▶ **Task goal**: In the data below, find each line containing the string "fundamental" and return it.

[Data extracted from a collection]

____

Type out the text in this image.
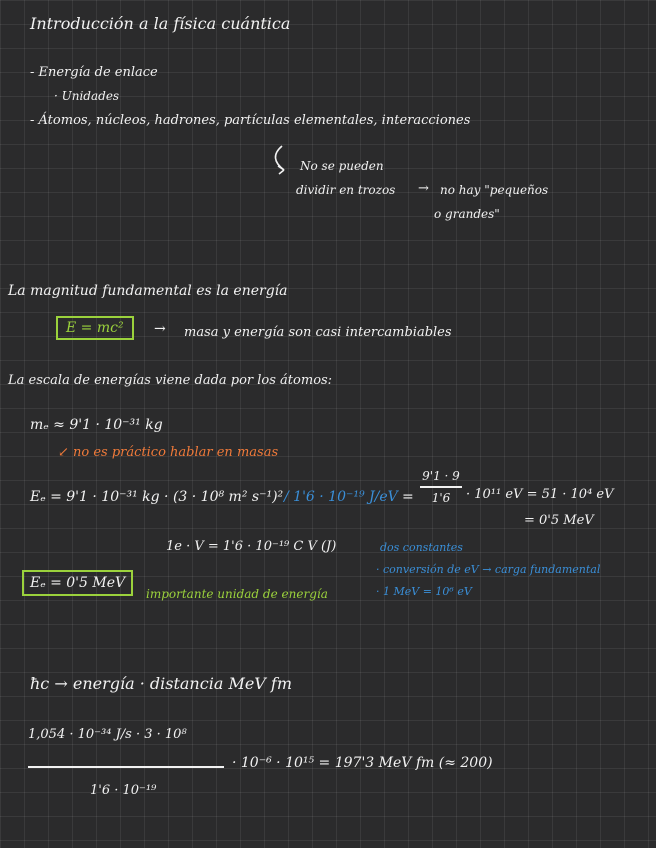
Introducción a la física cuántica
- Energía de enlace
· Unidades
- Átomos, núcleos, hadrones, partículas elementales, interacciones
No se pueden
dividir en trozos → no hay "pequeños
o grandes"
La magnitud fundamental es la energía
E = mc²	→ masa y energía son casi intercambiables
La escala de energías viene dada por los átomos:
mₑ ≈ 9'1 · 10⁻³¹ kg
↙ no es práctico hablar en masas
Eₑ = 9'1 · 10⁻³¹ kg · (3 · 10⁸ m² s⁻¹)² / 1'6 · 10⁻¹⁹ J/eV =
9'1 · 9
1'6	· 10¹¹ eV = 51 · 10⁴ eV
= 0'5 MeV
1e · V = 1'6 · 10⁻¹⁹ C V (J)	dos constantes
· conversión de eV → carga fundamental
· 1 MeV = 10⁶ eV
Eₑ = 0'5 MeV
importante unidad de energía
ħc → energía · distancia MeV fm
1,054 · 10⁻³⁴ J/s · 3 · 10⁸
1'6 · 10⁻¹⁹
· 10⁻⁶ · 10¹⁵ = 197'3 MeV fm (≈ 200)
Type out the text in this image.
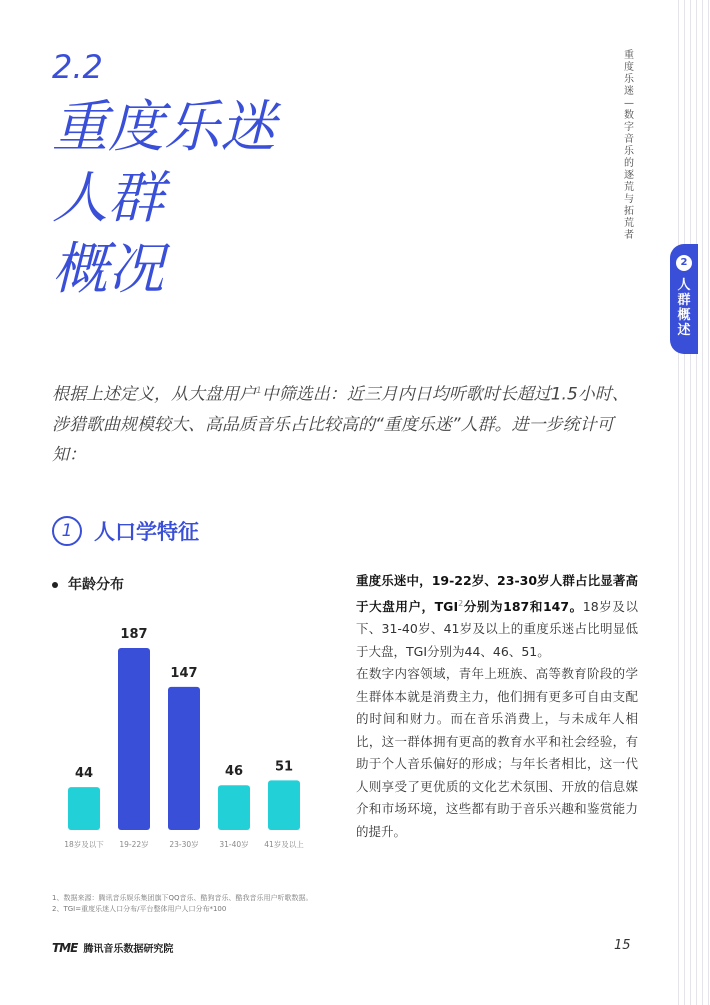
重度乐迷—数字音乐的逐荒与拓荒者
2
人群概述
2.2
重度乐迷
人群
概况
根据上述定义，从大盘用户$^1$中筛选出：近三月内日均听歌时长超过1.5小时、涉猎歌曲规模较大、高品质音乐占比较高的“重度乐迷”人群。进一步统计可知：
1	人口学特征
年龄分布
44
18岁及以下
187
19-22岁
147
23-30岁
46
31-40岁
51
41岁及以上
重度乐迷中，19-22岁、23-30岁人群占比显著高于大盘用户，TGI$^2$分别为187和147。18岁及以下、31-40岁、41岁及以上的重度乐迷占比明显低于大盘，TGI分别为44、46、51。
在数字内容领域，青年上班族、高等教育阶段的学生群体本就是消费主力，他们拥有更多可自由支配的时间和财力。而在音乐消费上，与未成年人相比，这一群体拥有更高的教育水平和社会经验，有助于个人音乐偏好的形成；与年长者相比，这一代人则享受了更优质的文化艺术氛围、开放的信息媒介和市场环境，这些都有助于音乐兴趣和鉴赏能力的提升。
1、数据来源：腾讯音乐娱乐集团旗下QQ音乐、酷狗音乐、酷我音乐用户听歌数据。
2、TGI=重度乐迷人口分布/平台整体用户人口分布*100
TME 腾讯音乐数据研究院	15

____

▶ **Finished answer**:
La magnitud fundamental es la energía
· conversión de eV → carga fundamental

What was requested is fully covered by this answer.